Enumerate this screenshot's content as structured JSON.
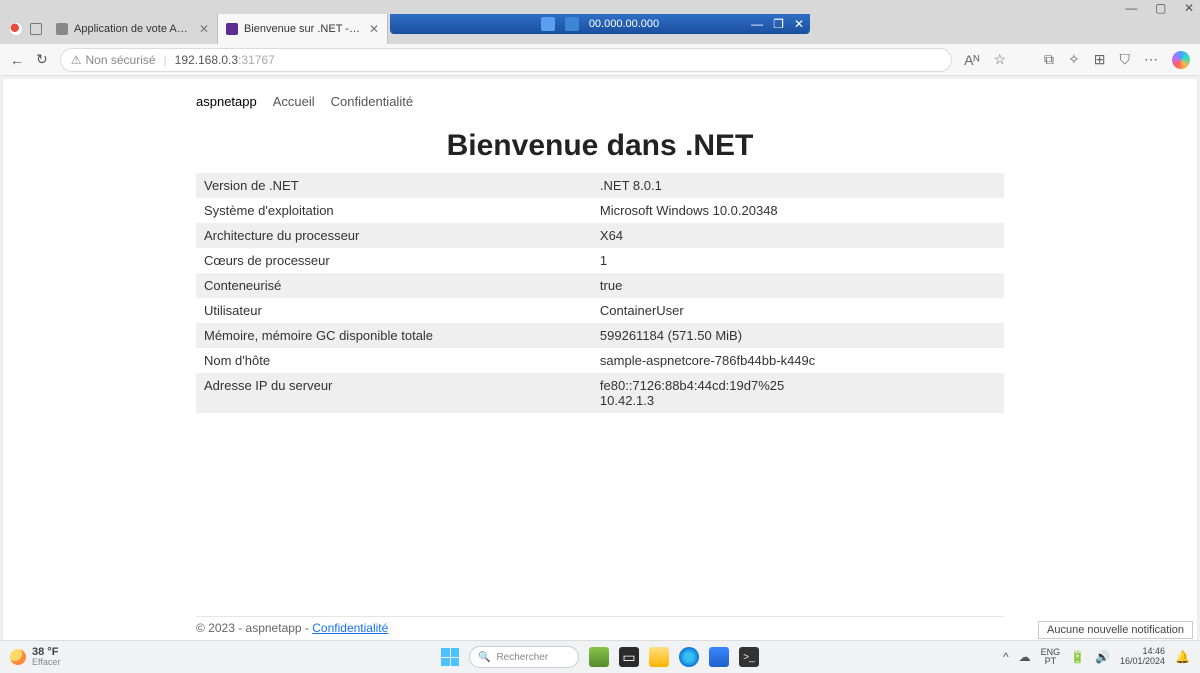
{
  "window": {
    "minimize": "—",
    "maximize": "▢",
    "close": "✕"
  },
  "rdp": {
    "ip": "00.000.00.000",
    "min": "—",
    "restore": "❐",
    "close": "✕"
  },
  "tabs": [
    {
      "title": "Application de vote Azure",
      "close": "✕"
    },
    {
      "title": "Bienvenue sur .NET - aspnet...",
      "close": "✕"
    }
  ],
  "newtab": "+",
  "addr": {
    "back": "←",
    "reload": "↻",
    "not_secure": "Non sécurisé",
    "host": "192.168.0.3",
    "port": ":31767",
    "actions": {
      "read": "Aᴺ",
      "star": "☆",
      "collections": "⧉",
      "fav": "✧",
      "ext": "⊞",
      "shield": "⛉",
      "more": "⋯"
    }
  },
  "nav": {
    "brand": "aspnetapp",
    "home": "Accueil",
    "privacy": "Confidentialité"
  },
  "heading": "Bienvenue dans .NET",
  "rows": [
    {
      "k": "Version de .NET",
      "v": ".NET 8.0.1"
    },
    {
      "k": "Système d'exploitation",
      "v": "Microsoft Windows 10.0.20348"
    },
    {
      "k": "Architecture du processeur",
      "v": "X64"
    },
    {
      "k": "Cœurs de processeur",
      "v": "1"
    },
    {
      "k": "Conteneurisé",
      "v": "true"
    },
    {
      "k": "Utilisateur",
      "v": "ContainerUser"
    },
    {
      "k": "Mémoire, mémoire GC disponible totale",
      "v": "599261184 (571.50 MiB)"
    },
    {
      "k": "Nom d'hôte",
      "v": "sample-aspnetcore-786fb44bb-k449c"
    },
    {
      "k": "Adresse IP du serveur",
      "v": "fe80::7126:88b4:44cd:19d7%25\n10.42.1.3"
    }
  ],
  "footer": {
    "text": "© 2023 - aspnetapp - ",
    "privacy": "Confidentialité"
  },
  "toast": "Aucune nouvelle notification",
  "taskbar": {
    "weather_temp": "38 °F",
    "weather_label": "Effacer",
    "search_placeholder": "Rechercher",
    "chevron": "^",
    "cloud": "☁",
    "lang1": "ENG",
    "lang2": "PT",
    "battery": "🔋",
    "speaker": "🔊",
    "time": "14:46",
    "date": "16/01/2024",
    "bell": "🔔"
  }
}
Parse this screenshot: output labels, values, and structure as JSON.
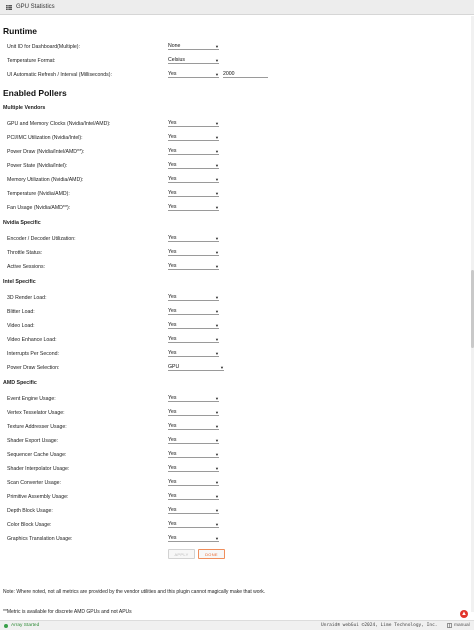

• • • • • • •

## YOUR GOAL
Report each line in the data that holds the word "processeur".

## SOLUTION TO THE EXERCISE
      "k": "Architecture du processeur",
      "k": "Cœurs de processeur",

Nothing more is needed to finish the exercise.